Instructions to follow
Look through the records below and collect all lines that hold the string "Interchange".

Listing
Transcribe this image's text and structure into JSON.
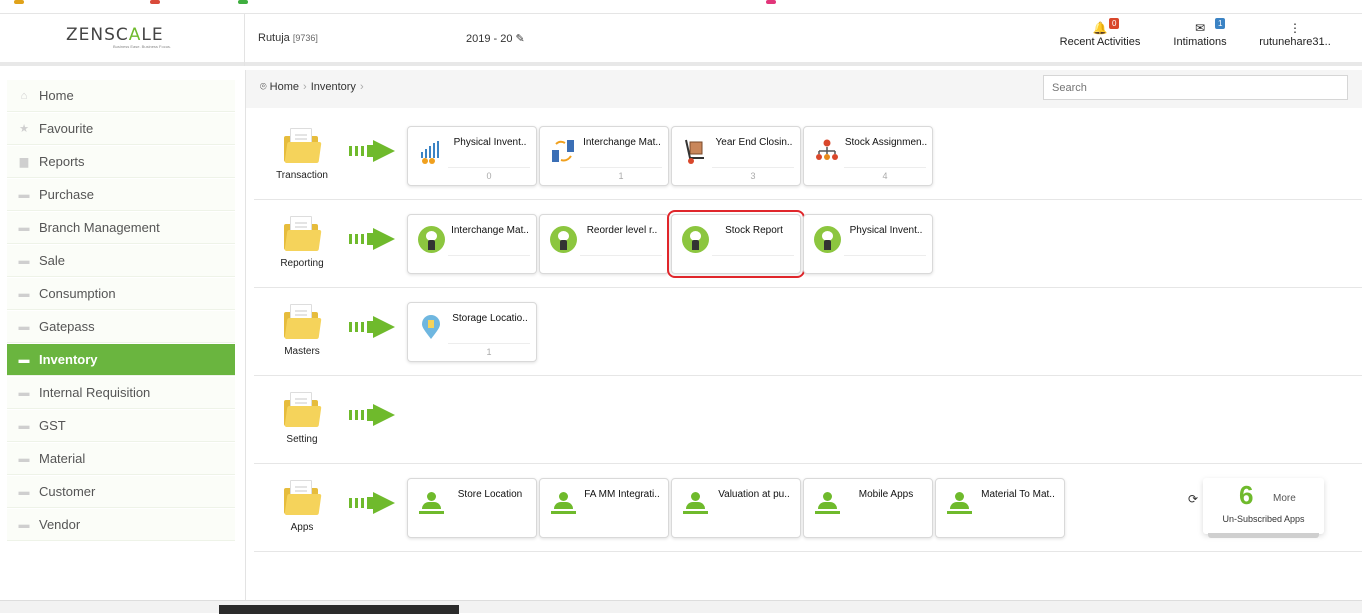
{
  "brand": {
    "logo_prefix": "ZENSC",
    "logo_mid": "A",
    "logo_suffix": "LE",
    "tagline": "Business Ease. Business Focus."
  },
  "header": {
    "user_name": "Rutuja",
    "user_id": "[9736]",
    "fiscal_year": "2019 - 20",
    "edit_icon": "✎",
    "recent_label": "Recent Activities",
    "recent_count": "0",
    "intimations_label": "Intimations",
    "intimations_count": "1",
    "account_label": "rutunehare31..",
    "bell_icon": "🔔",
    "mail_icon": "✉",
    "kebab_icon": "⋮"
  },
  "sidebar": {
    "items": [
      {
        "label": "Home",
        "icon": "⌂"
      },
      {
        "label": "Favourite",
        "icon": "★"
      },
      {
        "label": "Reports",
        "icon": "▆"
      },
      {
        "label": "Purchase",
        "icon": "▬"
      },
      {
        "label": "Branch Management",
        "icon": "▬"
      },
      {
        "label": "Sale",
        "icon": "▬"
      },
      {
        "label": "Consumption",
        "icon": "▬"
      },
      {
        "label": "Gatepass",
        "icon": "▬"
      },
      {
        "label": "Inventory",
        "icon": "▬"
      },
      {
        "label": "Internal Requisition",
        "icon": "▬"
      },
      {
        "label": "GST",
        "icon": "▬"
      },
      {
        "label": "Material",
        "icon": "▬"
      },
      {
        "label": "Customer",
        "icon": "▬"
      },
      {
        "label": "Vendor",
        "icon": "▬"
      }
    ],
    "active": "Inventory"
  },
  "breadcrumb": {
    "home": "Home",
    "current": "Inventory",
    "separator": "›",
    "home_icon": "⌾"
  },
  "search": {
    "placeholder": "Search"
  },
  "rows": {
    "transaction": {
      "label": "Transaction",
      "tiles": [
        {
          "title": "Physical Invent..",
          "count": "0"
        },
        {
          "title": "Interchange Mat..",
          "count": "1"
        },
        {
          "title": "Year End Closin..",
          "count": "3"
        },
        {
          "title": "Stock Assignmen..",
          "count": "4"
        }
      ]
    },
    "reporting": {
      "label": "Reporting",
      "tiles": [
        {
          "title": "Interchange Mat.."
        },
        {
          "title": "Reorder level r.."
        },
        {
          "title": "Stock Report"
        },
        {
          "title": "Physical Invent.."
        }
      ]
    },
    "masters": {
      "label": "Masters",
      "tiles": [
        {
          "title": "Storage Locatio..",
          "count": "1"
        }
      ]
    },
    "setting": {
      "label": "Setting"
    },
    "apps": {
      "label": "Apps",
      "tiles": [
        {
          "title": "Store Location"
        },
        {
          "title": "FA MM Integrati.."
        },
        {
          "title": "Valuation at pu.."
        },
        {
          "title": "Mobile Apps"
        },
        {
          "title": "Material To Mat.."
        }
      ]
    }
  },
  "more_apps": {
    "count": "6",
    "label": "More",
    "sub": "Un-Subscribed Apps",
    "refresh_icon": "⟳"
  },
  "colors": {
    "accent": "#6ab53f",
    "highlight": "#e0262b",
    "folder": "#f5d35b"
  }
}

Result for this exercise
          "title": "Interchange Mat..",
          "title": "Interchange Mat.."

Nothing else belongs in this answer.